Aim of the exercise: How many lines in the records below contain the word "заявку"? Answer with the number alone.

Data lines:
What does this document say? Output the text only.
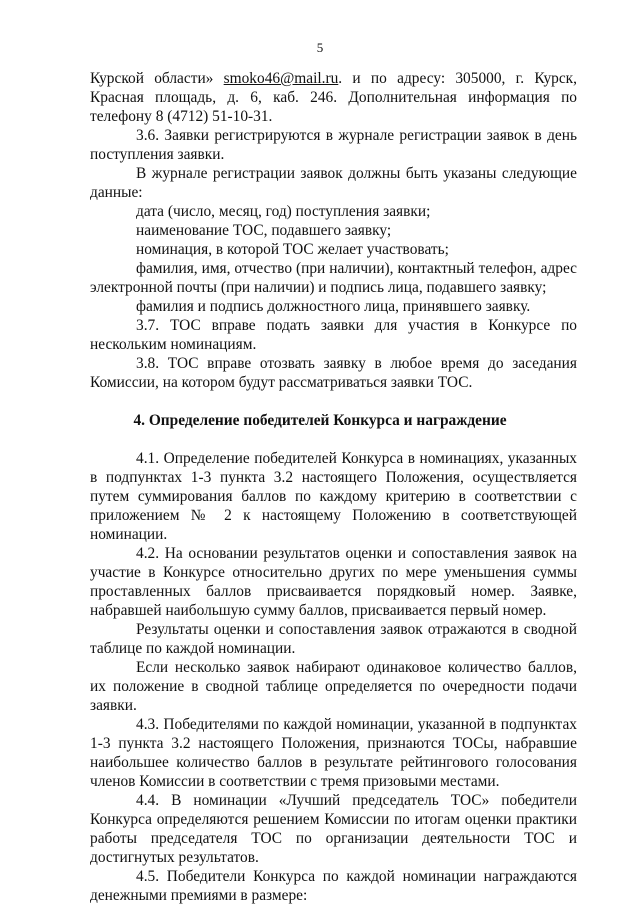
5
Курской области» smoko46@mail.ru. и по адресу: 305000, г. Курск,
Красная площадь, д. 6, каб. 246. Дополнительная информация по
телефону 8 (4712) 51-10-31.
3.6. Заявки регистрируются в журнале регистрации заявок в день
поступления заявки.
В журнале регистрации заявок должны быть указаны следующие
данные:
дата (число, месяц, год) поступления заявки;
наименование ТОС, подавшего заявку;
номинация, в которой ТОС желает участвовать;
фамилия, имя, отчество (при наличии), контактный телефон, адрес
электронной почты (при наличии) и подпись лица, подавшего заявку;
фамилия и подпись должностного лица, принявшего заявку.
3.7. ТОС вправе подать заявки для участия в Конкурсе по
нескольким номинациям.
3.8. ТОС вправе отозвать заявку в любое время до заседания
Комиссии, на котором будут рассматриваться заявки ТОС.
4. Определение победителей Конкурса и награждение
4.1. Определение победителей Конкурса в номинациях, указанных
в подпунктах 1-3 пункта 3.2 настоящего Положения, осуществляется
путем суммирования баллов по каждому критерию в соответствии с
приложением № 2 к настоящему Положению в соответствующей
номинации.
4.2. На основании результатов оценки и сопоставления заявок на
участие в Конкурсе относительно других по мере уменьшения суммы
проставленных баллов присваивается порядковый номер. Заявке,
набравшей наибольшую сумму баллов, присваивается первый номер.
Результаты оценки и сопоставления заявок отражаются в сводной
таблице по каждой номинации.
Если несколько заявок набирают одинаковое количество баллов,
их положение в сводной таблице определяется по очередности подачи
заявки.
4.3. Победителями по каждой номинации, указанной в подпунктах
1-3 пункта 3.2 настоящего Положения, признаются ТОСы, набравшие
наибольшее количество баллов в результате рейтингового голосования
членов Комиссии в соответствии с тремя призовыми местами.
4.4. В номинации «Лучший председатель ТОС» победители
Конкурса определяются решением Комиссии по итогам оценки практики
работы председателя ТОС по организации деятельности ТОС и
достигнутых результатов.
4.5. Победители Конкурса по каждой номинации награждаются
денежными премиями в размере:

--

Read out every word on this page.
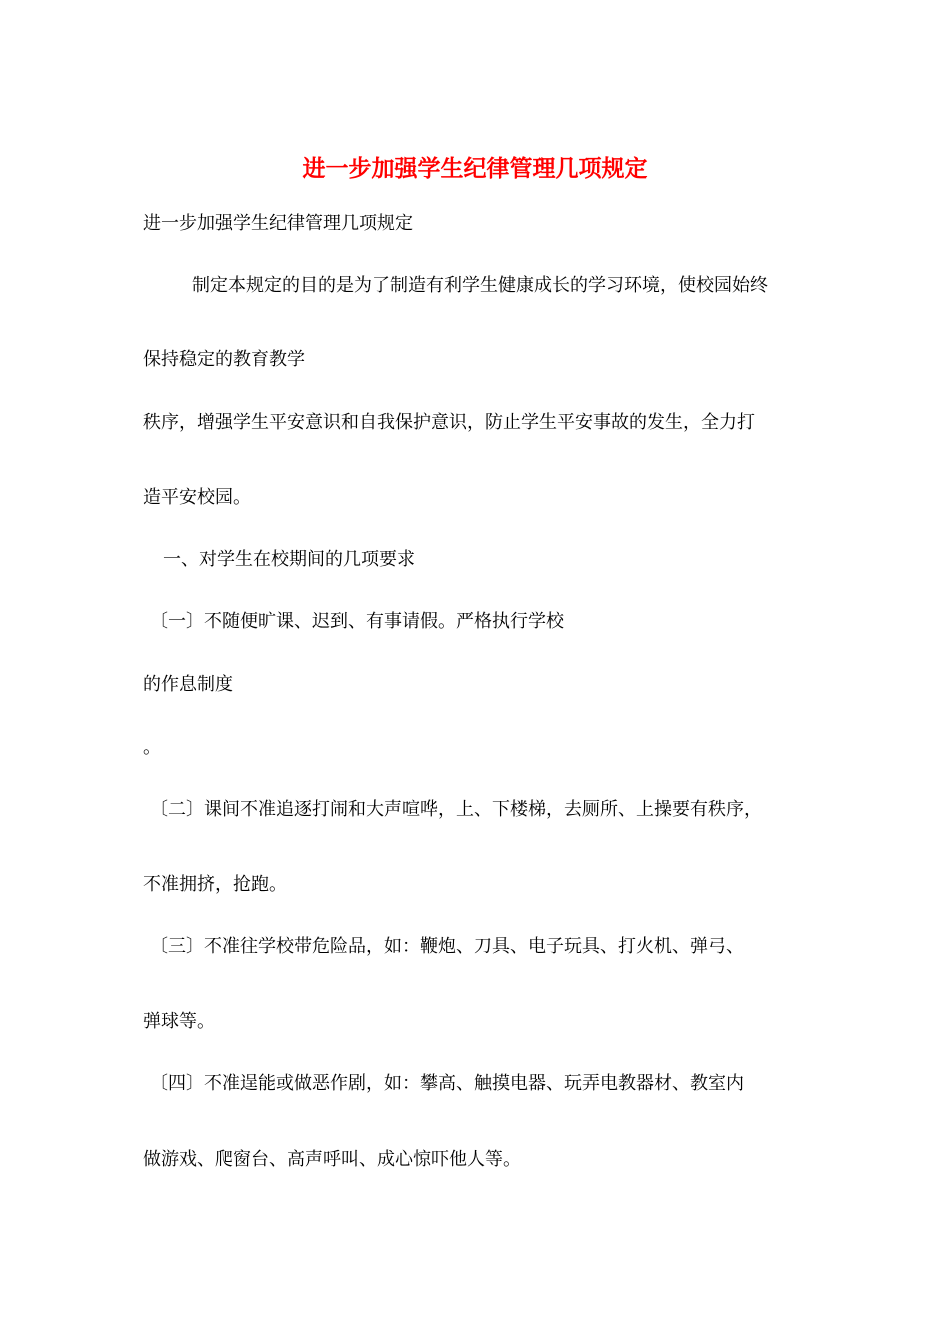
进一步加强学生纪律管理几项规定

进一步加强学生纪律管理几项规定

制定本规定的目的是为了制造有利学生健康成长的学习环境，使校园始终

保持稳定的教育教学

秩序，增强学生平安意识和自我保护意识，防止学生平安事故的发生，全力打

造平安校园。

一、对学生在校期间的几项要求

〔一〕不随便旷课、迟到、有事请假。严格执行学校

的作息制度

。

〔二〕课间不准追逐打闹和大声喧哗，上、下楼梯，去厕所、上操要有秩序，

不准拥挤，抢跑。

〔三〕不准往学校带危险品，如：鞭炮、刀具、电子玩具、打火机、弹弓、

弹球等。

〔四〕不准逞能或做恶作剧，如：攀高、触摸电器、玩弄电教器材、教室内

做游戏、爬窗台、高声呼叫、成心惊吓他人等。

Answer to the exercise: 4